Record list start

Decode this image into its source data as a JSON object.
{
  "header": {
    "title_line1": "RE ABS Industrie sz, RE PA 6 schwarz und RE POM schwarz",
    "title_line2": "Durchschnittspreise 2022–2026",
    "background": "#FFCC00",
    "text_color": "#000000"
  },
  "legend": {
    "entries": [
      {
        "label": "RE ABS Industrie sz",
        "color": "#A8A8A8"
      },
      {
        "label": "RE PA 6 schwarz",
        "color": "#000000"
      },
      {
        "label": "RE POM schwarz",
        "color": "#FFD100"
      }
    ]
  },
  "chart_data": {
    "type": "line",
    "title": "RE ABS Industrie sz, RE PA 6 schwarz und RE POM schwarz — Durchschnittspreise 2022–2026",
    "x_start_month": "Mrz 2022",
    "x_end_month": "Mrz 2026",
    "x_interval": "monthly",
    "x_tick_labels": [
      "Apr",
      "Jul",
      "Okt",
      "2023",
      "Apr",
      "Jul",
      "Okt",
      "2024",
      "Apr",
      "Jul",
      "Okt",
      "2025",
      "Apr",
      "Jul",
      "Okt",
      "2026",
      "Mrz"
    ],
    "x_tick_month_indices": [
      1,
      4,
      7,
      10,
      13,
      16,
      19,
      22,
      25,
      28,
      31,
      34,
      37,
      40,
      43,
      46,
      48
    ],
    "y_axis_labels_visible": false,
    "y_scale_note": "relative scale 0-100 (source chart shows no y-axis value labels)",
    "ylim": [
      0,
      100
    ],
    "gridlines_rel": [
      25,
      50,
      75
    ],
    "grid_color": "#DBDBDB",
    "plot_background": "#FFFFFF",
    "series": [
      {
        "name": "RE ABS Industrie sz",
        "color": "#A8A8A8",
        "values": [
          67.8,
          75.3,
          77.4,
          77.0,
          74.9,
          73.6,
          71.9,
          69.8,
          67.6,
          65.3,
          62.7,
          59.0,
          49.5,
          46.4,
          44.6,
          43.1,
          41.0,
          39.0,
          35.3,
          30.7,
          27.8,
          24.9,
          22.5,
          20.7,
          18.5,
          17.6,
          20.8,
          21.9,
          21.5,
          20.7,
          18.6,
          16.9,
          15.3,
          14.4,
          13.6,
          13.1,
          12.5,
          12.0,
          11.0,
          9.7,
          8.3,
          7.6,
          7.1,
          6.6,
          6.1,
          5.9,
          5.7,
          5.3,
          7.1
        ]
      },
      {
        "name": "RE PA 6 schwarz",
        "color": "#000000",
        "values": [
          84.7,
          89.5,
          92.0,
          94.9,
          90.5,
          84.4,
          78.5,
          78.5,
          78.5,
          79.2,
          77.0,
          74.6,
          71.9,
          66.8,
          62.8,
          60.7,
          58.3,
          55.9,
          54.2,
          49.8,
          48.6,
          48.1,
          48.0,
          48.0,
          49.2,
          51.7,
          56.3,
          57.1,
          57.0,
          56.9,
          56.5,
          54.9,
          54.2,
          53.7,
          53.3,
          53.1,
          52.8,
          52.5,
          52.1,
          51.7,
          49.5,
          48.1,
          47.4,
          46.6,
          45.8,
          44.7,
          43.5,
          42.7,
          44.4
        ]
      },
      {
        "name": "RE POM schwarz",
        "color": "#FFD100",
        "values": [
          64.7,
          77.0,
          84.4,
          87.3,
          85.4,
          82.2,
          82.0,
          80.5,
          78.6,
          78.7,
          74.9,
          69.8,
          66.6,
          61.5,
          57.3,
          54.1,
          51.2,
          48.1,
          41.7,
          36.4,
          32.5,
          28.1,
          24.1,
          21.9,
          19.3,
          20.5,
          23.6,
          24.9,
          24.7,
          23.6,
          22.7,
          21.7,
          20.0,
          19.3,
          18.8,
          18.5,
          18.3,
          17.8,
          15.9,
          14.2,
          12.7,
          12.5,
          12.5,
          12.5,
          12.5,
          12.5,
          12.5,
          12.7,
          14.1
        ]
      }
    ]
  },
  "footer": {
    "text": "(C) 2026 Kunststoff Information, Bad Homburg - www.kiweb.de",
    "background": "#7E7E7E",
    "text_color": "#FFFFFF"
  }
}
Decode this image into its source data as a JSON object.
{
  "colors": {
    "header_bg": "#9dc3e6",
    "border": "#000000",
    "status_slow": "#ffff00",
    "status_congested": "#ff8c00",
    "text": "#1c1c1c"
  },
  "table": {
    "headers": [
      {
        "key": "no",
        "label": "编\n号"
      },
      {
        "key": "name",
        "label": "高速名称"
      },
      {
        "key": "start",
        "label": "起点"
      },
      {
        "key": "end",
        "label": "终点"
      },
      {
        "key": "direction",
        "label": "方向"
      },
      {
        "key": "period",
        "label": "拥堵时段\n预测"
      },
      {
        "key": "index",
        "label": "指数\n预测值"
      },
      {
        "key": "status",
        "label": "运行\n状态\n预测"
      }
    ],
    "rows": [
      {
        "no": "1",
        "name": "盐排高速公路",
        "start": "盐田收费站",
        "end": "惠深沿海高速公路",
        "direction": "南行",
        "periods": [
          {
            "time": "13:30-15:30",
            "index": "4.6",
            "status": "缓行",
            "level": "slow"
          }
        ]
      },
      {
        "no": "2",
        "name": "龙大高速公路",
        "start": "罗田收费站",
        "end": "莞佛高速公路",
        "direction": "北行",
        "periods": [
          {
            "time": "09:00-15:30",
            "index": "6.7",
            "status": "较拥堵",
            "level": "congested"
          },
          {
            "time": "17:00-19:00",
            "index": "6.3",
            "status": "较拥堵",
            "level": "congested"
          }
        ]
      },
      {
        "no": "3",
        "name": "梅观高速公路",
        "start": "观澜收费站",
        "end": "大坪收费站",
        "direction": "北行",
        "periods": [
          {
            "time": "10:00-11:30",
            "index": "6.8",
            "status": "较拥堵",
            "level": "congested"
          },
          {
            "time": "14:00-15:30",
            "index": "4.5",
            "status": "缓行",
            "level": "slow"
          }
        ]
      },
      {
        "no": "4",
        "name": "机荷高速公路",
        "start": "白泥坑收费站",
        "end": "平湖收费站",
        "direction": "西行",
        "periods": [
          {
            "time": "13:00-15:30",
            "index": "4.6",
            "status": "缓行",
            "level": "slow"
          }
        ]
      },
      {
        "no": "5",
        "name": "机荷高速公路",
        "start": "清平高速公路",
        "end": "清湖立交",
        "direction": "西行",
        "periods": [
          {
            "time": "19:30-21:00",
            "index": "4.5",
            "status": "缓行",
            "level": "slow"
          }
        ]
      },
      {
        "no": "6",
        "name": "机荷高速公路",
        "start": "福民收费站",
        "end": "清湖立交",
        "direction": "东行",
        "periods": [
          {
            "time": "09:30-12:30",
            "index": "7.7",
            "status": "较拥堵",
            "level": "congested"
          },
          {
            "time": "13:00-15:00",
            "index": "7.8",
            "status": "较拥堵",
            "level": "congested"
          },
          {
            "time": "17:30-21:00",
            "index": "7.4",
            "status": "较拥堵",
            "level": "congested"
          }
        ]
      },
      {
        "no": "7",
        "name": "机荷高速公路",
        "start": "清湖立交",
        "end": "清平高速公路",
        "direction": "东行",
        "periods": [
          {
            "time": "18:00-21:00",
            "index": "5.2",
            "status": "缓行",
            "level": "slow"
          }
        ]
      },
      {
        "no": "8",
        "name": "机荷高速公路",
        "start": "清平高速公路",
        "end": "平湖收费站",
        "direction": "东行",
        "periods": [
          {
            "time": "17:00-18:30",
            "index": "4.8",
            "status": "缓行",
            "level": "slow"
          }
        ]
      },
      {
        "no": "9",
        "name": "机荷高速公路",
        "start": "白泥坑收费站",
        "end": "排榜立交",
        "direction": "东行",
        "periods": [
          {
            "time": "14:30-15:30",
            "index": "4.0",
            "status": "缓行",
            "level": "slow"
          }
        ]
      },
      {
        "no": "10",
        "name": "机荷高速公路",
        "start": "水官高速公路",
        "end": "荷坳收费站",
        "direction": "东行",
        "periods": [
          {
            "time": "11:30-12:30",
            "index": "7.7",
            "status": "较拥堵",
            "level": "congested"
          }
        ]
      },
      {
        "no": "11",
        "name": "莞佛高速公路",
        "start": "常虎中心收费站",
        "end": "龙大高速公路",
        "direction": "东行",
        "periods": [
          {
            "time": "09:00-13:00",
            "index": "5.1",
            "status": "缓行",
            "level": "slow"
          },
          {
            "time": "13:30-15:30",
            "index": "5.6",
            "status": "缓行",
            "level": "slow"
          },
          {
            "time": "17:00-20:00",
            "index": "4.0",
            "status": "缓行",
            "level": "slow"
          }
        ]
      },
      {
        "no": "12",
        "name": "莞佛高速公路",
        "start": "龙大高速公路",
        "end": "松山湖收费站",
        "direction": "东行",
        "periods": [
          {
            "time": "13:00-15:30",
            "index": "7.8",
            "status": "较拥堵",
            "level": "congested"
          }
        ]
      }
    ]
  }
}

Record list end

Go through the lines above. Select every one that has the string "Durchschnittspreise".

    "title_line2": "Durchschnittspreise 2022–2026",
    "title": "RE ABS Industrie sz, RE PA 6 schwarz und RE POM schwarz — Durchschnittspreise 2022–2026",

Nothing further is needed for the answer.